### EXERCISE REQUIREMENTS
Copy out every line that contains the word "updateUiState".
──────── ROWS
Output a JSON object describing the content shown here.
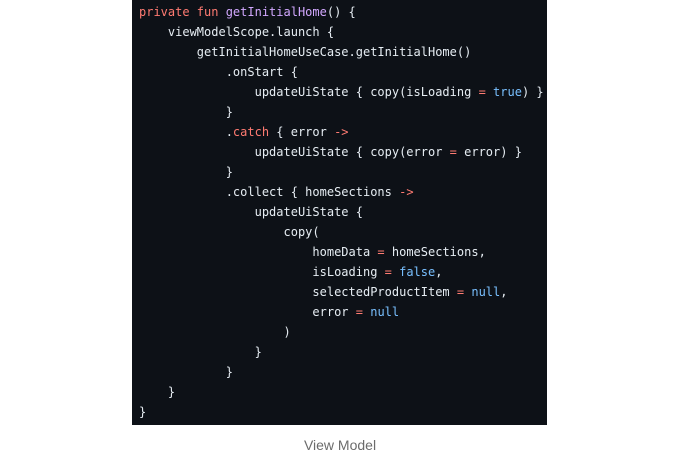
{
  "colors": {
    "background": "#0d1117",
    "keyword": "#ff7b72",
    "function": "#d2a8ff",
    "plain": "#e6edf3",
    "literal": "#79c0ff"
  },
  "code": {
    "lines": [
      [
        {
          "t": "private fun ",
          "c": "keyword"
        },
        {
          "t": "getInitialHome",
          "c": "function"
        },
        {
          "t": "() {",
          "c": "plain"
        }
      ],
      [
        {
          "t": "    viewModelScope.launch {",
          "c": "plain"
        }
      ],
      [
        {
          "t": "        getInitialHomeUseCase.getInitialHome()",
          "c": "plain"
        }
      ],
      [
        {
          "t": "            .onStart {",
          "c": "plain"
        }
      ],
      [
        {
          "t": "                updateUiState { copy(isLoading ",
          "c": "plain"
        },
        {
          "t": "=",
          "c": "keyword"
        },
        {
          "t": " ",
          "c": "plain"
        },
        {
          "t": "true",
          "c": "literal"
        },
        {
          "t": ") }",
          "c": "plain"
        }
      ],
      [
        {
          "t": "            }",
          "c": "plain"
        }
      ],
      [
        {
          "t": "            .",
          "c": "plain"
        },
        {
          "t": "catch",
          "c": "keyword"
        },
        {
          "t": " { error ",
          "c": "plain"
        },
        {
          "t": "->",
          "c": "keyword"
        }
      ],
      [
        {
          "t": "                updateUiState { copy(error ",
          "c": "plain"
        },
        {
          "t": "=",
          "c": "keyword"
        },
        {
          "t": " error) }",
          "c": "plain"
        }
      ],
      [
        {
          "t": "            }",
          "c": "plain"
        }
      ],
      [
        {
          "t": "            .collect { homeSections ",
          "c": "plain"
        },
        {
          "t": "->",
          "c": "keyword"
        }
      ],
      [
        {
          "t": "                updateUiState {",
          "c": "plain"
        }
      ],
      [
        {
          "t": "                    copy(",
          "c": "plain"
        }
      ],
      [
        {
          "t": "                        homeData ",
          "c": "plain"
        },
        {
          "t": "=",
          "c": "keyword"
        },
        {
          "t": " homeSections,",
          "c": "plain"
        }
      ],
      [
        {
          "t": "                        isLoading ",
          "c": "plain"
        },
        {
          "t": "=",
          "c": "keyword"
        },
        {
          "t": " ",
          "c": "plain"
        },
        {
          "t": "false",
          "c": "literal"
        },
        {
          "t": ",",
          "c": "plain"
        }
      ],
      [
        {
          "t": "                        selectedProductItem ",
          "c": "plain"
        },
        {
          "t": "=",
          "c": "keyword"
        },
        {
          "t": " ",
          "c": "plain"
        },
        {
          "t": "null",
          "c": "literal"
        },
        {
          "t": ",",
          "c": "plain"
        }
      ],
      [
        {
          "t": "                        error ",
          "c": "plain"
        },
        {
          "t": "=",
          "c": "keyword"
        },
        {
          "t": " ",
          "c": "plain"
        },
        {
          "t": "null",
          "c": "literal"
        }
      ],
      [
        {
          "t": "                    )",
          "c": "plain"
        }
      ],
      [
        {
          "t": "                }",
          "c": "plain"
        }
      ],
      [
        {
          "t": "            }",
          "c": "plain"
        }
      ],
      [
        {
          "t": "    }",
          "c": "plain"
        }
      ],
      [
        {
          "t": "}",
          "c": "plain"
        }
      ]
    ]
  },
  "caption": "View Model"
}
────────────────
──────── ROWS
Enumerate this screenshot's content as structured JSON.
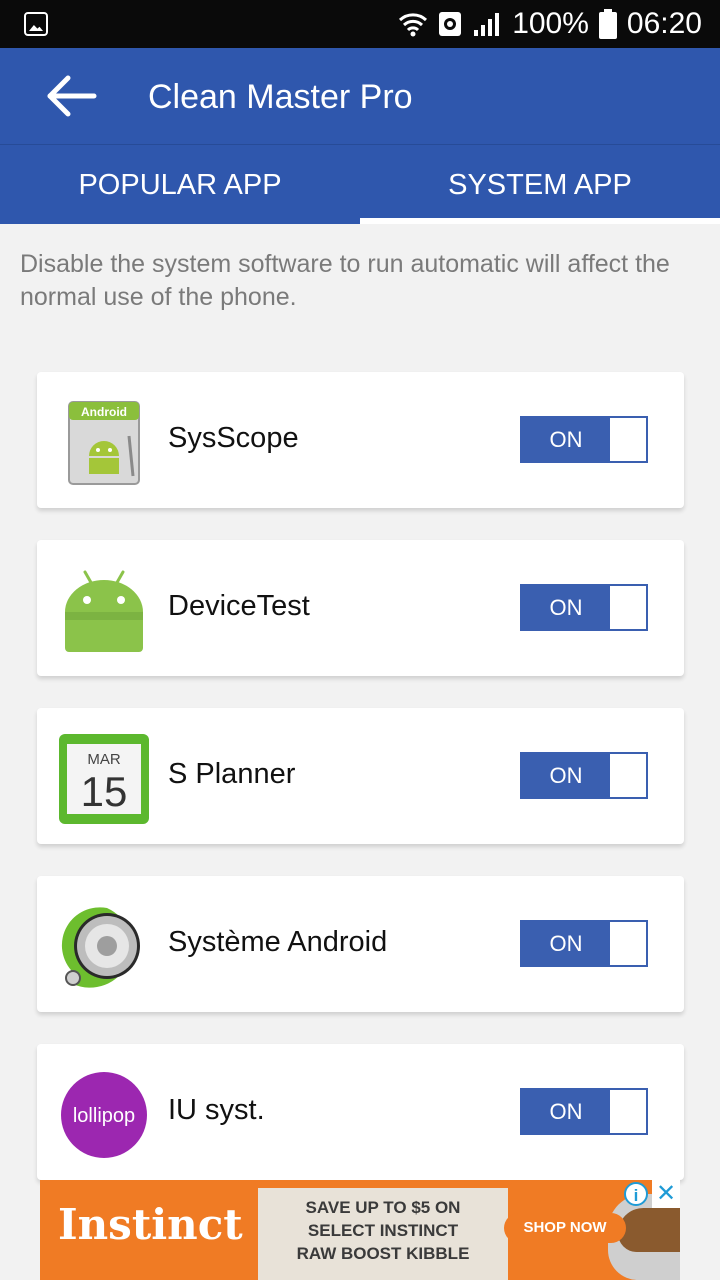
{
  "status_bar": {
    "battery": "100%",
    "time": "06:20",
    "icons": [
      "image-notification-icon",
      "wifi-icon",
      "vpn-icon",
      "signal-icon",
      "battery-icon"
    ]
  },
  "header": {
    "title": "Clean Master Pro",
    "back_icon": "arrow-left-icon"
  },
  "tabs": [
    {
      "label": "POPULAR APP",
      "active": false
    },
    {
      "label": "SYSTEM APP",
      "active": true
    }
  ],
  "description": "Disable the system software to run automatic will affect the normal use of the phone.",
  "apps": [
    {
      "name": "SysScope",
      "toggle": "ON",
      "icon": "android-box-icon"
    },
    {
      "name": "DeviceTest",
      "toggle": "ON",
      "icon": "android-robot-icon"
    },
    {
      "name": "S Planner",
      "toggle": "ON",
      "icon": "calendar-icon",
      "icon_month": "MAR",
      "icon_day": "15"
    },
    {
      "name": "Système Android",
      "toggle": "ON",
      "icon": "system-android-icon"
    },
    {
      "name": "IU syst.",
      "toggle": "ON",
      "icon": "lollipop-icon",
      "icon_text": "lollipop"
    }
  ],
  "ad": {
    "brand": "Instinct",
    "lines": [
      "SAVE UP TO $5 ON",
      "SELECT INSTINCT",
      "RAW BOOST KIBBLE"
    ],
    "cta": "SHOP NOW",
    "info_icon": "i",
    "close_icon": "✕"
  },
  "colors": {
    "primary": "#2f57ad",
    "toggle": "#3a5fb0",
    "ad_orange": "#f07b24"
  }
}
────────────────
### TASK RESULT
          "t": "                updateUiState { copy(isLoading ",
          "t": "                updateUiState { copy(error ",
          "t": "                updateUiState {",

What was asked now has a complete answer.